**Requirement**: Extract the text of every entry below exactly; leave images out.

**Exercise inputs**:

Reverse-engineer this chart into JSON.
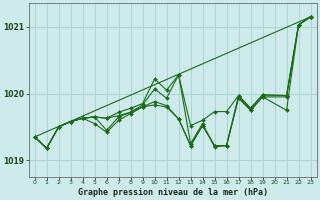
{
  "xlabel": "Graphe pression niveau de la mer (hPa)",
  "background_color": "#ceeaea",
  "grid_color": "#aad4d4",
  "line_color": "#1a6b1a",
  "x_ticks": [
    0,
    1,
    2,
    3,
    4,
    5,
    6,
    7,
    8,
    9,
    10,
    11,
    12,
    13,
    14,
    15,
    16,
    17,
    18,
    19,
    20,
    21,
    22,
    23
  ],
  "ylim": [
    1018.75,
    1021.35
  ],
  "yticks": [
    1019,
    1020,
    1021
  ],
  "series_with_markers": [
    {
      "x": [
        0,
        1,
        2,
        3,
        4,
        5,
        6,
        7,
        8,
        9,
        10,
        11,
        12,
        13,
        14,
        15,
        16,
        17,
        18,
        19,
        21,
        22,
        23
      ],
      "y": [
        1019.35,
        1019.18,
        1019.5,
        1019.58,
        1019.63,
        1019.65,
        1019.63,
        1019.72,
        1019.78,
        1019.85,
        1020.22,
        1020.05,
        1020.28,
        1019.52,
        1019.6,
        1019.73,
        1019.73,
        1019.97,
        1019.78,
        1019.98,
        1019.97,
        1021.03,
        1021.15
      ]
    },
    {
      "x": [
        0,
        1,
        2,
        3,
        4,
        5,
        6,
        7,
        8,
        9,
        10,
        11,
        12,
        13,
        14,
        15,
        16,
        17,
        18,
        19,
        21,
        22,
        23
      ],
      "y": [
        1019.35,
        1019.18,
        1019.5,
        1019.58,
        1019.63,
        1019.65,
        1019.45,
        1019.65,
        1019.72,
        1019.83,
        1020.07,
        1019.93,
        1020.28,
        1019.25,
        1019.55,
        1019.2,
        1019.22,
        1019.97,
        1019.78,
        1019.98,
        1019.97,
        1021.03,
        1021.15
      ]
    },
    {
      "x": [
        0,
        1,
        2,
        3,
        4,
        5,
        6,
        7,
        8,
        9,
        10,
        11,
        12,
        13,
        14,
        15,
        16,
        17,
        18,
        19,
        21,
        22,
        23
      ],
      "y": [
        1019.35,
        1019.18,
        1019.5,
        1019.58,
        1019.63,
        1019.55,
        1019.42,
        1019.6,
        1019.7,
        1019.8,
        1019.88,
        1019.82,
        1019.62,
        1019.22,
        1019.52,
        1019.22,
        1019.22,
        1019.95,
        1019.75,
        1019.95,
        1019.75,
        1021.03,
        1021.15
      ]
    },
    {
      "x": [
        0,
        1,
        2,
        3,
        4,
        5,
        6,
        7,
        8,
        9,
        10,
        11,
        12,
        13,
        14,
        15,
        16,
        17,
        18,
        19,
        21,
        22,
        23
      ],
      "y": [
        1019.35,
        1019.18,
        1019.5,
        1019.58,
        1019.63,
        1019.65,
        1019.63,
        1019.67,
        1019.72,
        1019.8,
        1019.83,
        1019.8,
        1019.62,
        1019.22,
        1019.52,
        1019.22,
        1019.22,
        1019.93,
        1019.75,
        1019.95,
        1019.95,
        1021.03,
        1021.15
      ]
    }
  ],
  "diagonal_line": {
    "x": [
      0,
      23
    ],
    "y": [
      1019.35,
      1021.15
    ]
  }
}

**Answer for this exercise**:
Reverse-engineer this chart into JSON.
{
  "xlabel": "Graphe pression niveau de la mer (hPa)",
  "background_color": "#ceeaea",
  "grid_color": "#aad4d4",
  "line_color": "#1a6b1a",
  "x_ticks": [
    0,
    1,
    2,
    3,
    4,
    5,
    6,
    7,
    8,
    9,
    10,
    11,
    12,
    13,
    14,
    15,
    16,
    17,
    18,
    19,
    20,
    21,
    22,
    23
  ],
  "ylim": [
    1018.75,
    1021.35
  ],
  "yticks": [
    1019,
    1020,
    1021
  ],
  "series_with_markers": [
    {
      "x": [
        0,
        1,
        2,
        3,
        4,
        5,
        6,
        7,
        8,
        9,
        10,
        11,
        12,
        13,
        14,
        15,
        16,
        17,
        18,
        19,
        21,
        22,
        23
      ],
      "y": [
        1019.35,
        1019.18,
        1019.5,
        1019.58,
        1019.63,
        1019.65,
        1019.63,
        1019.72,
        1019.78,
        1019.85,
        1020.22,
        1020.05,
        1020.28,
        1019.52,
        1019.6,
        1019.73,
        1019.73,
        1019.97,
        1019.78,
        1019.98,
        1019.97,
        1021.03,
        1021.15
      ]
    },
    {
      "x": [
        0,
        1,
        2,
        3,
        4,
        5,
        6,
        7,
        8,
        9,
        10,
        11,
        12,
        13,
        14,
        15,
        16,
        17,
        18,
        19,
        21,
        22,
        23
      ],
      "y": [
        1019.35,
        1019.18,
        1019.5,
        1019.58,
        1019.63,
        1019.65,
        1019.45,
        1019.65,
        1019.72,
        1019.83,
        1020.07,
        1019.93,
        1020.28,
        1019.25,
        1019.55,
        1019.2,
        1019.22,
        1019.97,
        1019.78,
        1019.98,
        1019.97,
        1021.03,
        1021.15
      ]
    },
    {
      "x": [
        0,
        1,
        2,
        3,
        4,
        5,
        6,
        7,
        8,
        9,
        10,
        11,
        12,
        13,
        14,
        15,
        16,
        17,
        18,
        19,
        21,
        22,
        23
      ],
      "y": [
        1019.35,
        1019.18,
        1019.5,
        1019.58,
        1019.63,
        1019.55,
        1019.42,
        1019.6,
        1019.7,
        1019.8,
        1019.88,
        1019.82,
        1019.62,
        1019.22,
        1019.52,
        1019.22,
        1019.22,
        1019.95,
        1019.75,
        1019.95,
        1019.75,
        1021.03,
        1021.15
      ]
    },
    {
      "x": [
        0,
        1,
        2,
        3,
        4,
        5,
        6,
        7,
        8,
        9,
        10,
        11,
        12,
        13,
        14,
        15,
        16,
        17,
        18,
        19,
        21,
        22,
        23
      ],
      "y": [
        1019.35,
        1019.18,
        1019.5,
        1019.58,
        1019.63,
        1019.65,
        1019.63,
        1019.67,
        1019.72,
        1019.8,
        1019.83,
        1019.8,
        1019.62,
        1019.22,
        1019.52,
        1019.22,
        1019.22,
        1019.93,
        1019.75,
        1019.95,
        1019.95,
        1021.03,
        1021.15
      ]
    }
  ],
  "diagonal_line": {
    "x": [
      0,
      23
    ],
    "y": [
      1019.35,
      1021.15
    ]
  }
}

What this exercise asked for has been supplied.